• Data shown
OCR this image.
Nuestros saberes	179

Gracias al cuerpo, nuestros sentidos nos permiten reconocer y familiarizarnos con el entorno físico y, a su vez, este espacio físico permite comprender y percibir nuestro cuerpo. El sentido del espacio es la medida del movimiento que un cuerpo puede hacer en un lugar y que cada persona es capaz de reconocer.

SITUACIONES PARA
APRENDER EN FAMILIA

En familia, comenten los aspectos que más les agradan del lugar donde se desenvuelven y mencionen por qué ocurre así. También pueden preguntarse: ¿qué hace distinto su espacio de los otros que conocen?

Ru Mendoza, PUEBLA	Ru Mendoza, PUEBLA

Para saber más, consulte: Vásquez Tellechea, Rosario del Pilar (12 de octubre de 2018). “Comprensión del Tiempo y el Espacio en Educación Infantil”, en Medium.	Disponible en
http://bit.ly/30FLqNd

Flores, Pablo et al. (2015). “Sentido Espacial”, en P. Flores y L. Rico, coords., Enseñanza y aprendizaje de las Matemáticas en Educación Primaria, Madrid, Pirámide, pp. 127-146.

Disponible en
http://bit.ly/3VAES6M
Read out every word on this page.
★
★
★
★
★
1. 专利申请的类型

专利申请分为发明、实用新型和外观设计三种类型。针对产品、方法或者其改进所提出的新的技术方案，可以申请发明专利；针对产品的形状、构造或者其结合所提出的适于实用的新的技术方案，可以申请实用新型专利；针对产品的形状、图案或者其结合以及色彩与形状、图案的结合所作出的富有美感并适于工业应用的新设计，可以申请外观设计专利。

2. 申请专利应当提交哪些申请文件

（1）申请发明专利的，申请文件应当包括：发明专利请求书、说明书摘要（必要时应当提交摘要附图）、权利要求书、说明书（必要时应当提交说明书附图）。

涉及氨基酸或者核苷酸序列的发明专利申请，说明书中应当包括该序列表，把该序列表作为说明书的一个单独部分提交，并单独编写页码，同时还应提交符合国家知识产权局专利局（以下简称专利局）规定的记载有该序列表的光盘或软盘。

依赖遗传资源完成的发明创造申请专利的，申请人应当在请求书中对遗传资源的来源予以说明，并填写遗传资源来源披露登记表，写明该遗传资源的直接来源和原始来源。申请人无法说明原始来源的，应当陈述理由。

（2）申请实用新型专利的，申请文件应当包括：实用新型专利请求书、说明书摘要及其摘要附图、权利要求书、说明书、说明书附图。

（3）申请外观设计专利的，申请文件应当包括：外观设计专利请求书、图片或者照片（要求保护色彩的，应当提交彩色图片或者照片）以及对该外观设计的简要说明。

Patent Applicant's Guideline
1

• Set task
Recopy all the lines exactly as they appear.

• Solution for this problem
OCR this image.
Nuestros saberes	179

Gracias al cuerpo, nuestros sentidos nos permiten reconocer y familiarizarnos con el entorno físico y, a su vez, este espacio físico permite comprender y percibir nuestro cuerpo. El sentido del espacio es la medida del movimiento que un cuerpo puede hacer en un lugar y que cada persona es capaz de reconocer.

SITUACIONES PARA
APRENDER EN FAMILIA

En familia, comenten los aspectos que más les agradan del lugar donde se desenvuelven y mencionen por qué ocurre así. También pueden preguntarse: ¿qué hace distinto su espacio de los otros que conocen?

Ru Mendoza, PUEBLA	Ru Mendoza, PUEBLA

Para saber más, consulte: Vásquez Tellechea, Rosario del Pilar (12 de octubre de 2018). “Comprensión del Tiempo y el Espacio en Educación Infantil”, en Medium.	Disponible en
http://bit.ly/30FLqNd

Flores, Pablo et al. (2015). “Sentido Espacial”, en P. Flores y L. Rico, coords., Enseñanza y aprendizaje de las Matemáticas en Educación Primaria, Madrid, Pirámide, pp. 127-146.

Disponible en
http://bit.ly/3VAES6M
Read out every word on this page.
★
★
★
★
★
1. 专利申请的类型

专利申请分为发明、实用新型和外观设计三种类型。针对产品、方法或者其改进所提出的新的技术方案，可以申请发明专利；针对产品的形状、构造或者其结合所提出的适于实用的新的技术方案，可以申请实用新型专利；针对产品的形状、图案或者其结合以及色彩与形状、图案的结合所作出的富有美感并适于工业应用的新设计，可以申请外观设计专利。

2. 申请专利应当提交哪些申请文件

（1）申请发明专利的，申请文件应当包括：发明专利请求书、说明书摘要（必要时应当提交摘要附图）、权利要求书、说明书（必要时应当提交说明书附图）。

涉及氨基酸或者核苷酸序列的发明专利申请，说明书中应当包括该序列表，把该序列表作为说明书的一个单独部分提交，并单独编写页码，同时还应提交符合国家知识产权局专利局（以下简称专利局）规定的记载有该序列表的光盘或软盘。

依赖遗传资源完成的发明创造申请专利的，申请人应当在请求书中对遗传资源的来源予以说明，并填写遗传资源来源披露登记表，写明该遗传资源的直接来源和原始来源。申请人无法说明原始来源的，应当陈述理由。

（2）申请实用新型专利的，申请文件应当包括：实用新型专利请求书、说明书摘要及其摘要附图、权利要求书、说明书、说明书附图。

（3）申请外观设计专利的，申请文件应当包括：外观设计专利请求书、图片或者照片（要求保护色彩的，应当提交彩色图片或者照片）以及对该外观设计的简要说明。

Patent Applicant's Guideline
1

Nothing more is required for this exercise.